* BEGIN STORED ROWS *
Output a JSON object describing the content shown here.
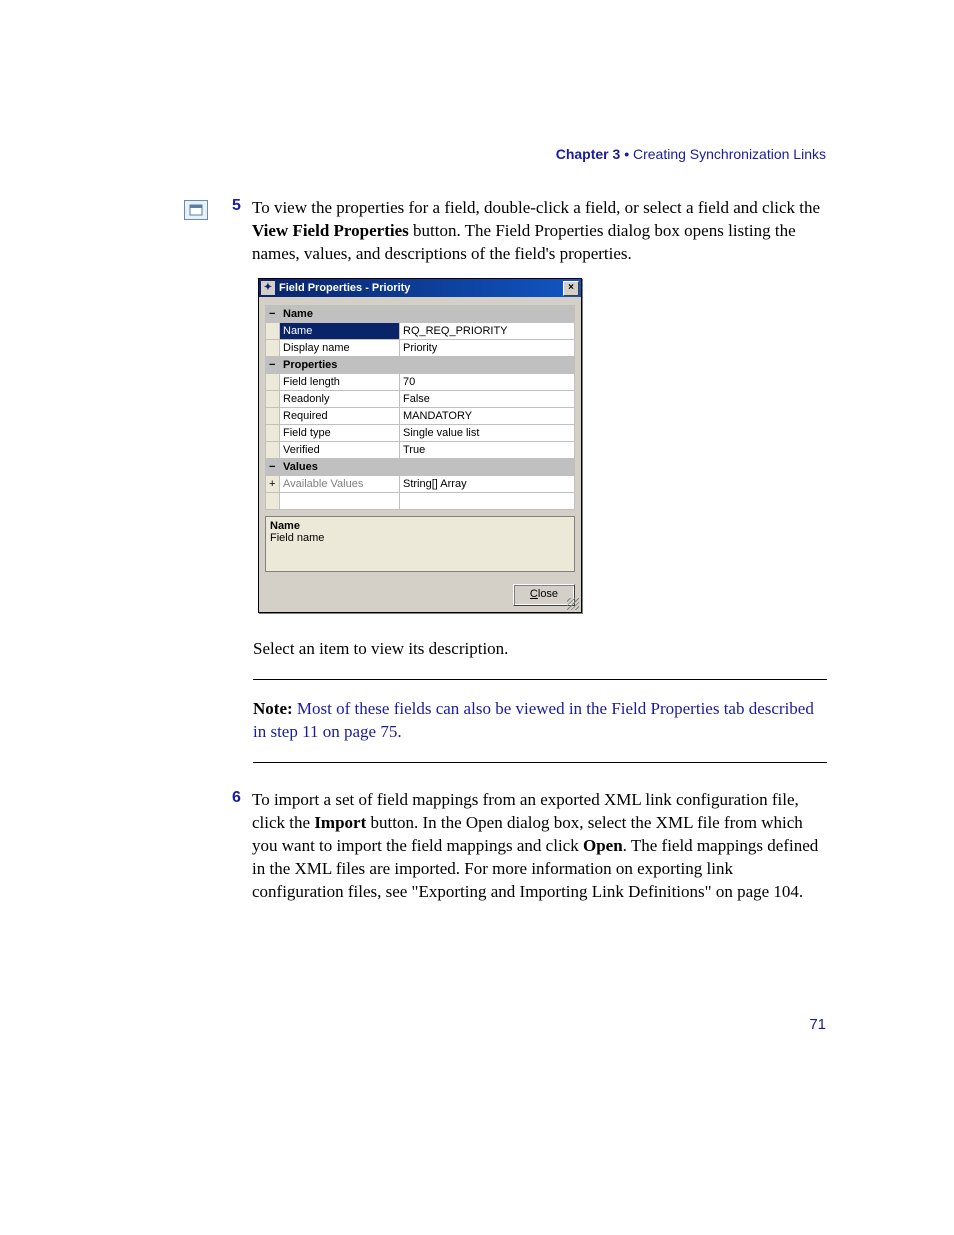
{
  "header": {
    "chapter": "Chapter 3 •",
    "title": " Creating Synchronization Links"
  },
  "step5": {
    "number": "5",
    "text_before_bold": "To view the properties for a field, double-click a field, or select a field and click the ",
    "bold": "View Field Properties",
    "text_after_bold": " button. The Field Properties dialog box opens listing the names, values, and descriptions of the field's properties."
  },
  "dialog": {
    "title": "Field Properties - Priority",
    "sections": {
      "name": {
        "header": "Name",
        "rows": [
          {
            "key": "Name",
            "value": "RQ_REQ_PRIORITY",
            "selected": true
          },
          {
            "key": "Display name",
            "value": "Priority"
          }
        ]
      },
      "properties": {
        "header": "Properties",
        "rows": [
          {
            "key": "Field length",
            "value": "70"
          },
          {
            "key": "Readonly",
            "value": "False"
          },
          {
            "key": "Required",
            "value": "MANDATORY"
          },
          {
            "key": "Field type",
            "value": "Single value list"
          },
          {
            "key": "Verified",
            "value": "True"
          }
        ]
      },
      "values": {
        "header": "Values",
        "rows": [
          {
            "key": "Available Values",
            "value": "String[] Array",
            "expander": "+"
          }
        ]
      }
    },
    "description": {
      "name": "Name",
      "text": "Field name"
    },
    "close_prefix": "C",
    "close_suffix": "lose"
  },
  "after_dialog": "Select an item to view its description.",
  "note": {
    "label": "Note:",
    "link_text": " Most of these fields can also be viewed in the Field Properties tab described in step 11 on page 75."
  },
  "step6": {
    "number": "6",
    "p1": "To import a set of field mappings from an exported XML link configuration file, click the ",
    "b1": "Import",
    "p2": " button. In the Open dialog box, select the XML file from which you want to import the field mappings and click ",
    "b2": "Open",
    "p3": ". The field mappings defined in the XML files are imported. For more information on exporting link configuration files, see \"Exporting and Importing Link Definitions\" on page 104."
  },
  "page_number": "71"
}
* END STORED ROWS *
### STATED PROBLEM:
Single out each line of the records above with the string "mappings" in it, and copy it.

### COMPLETE RESPONSE:
    "p1": "To import a set of field mappings from an exported XML link configuration file, click the ",
    "p2": " button. In the Open dialog box, select the XML file from which you want to import the field mappings and click ",
    "p3": ". The field mappings defined in the XML files are imported. For more information on exporting link configuration files, see \"Exporting and Importing Link Definitions\" on page 104."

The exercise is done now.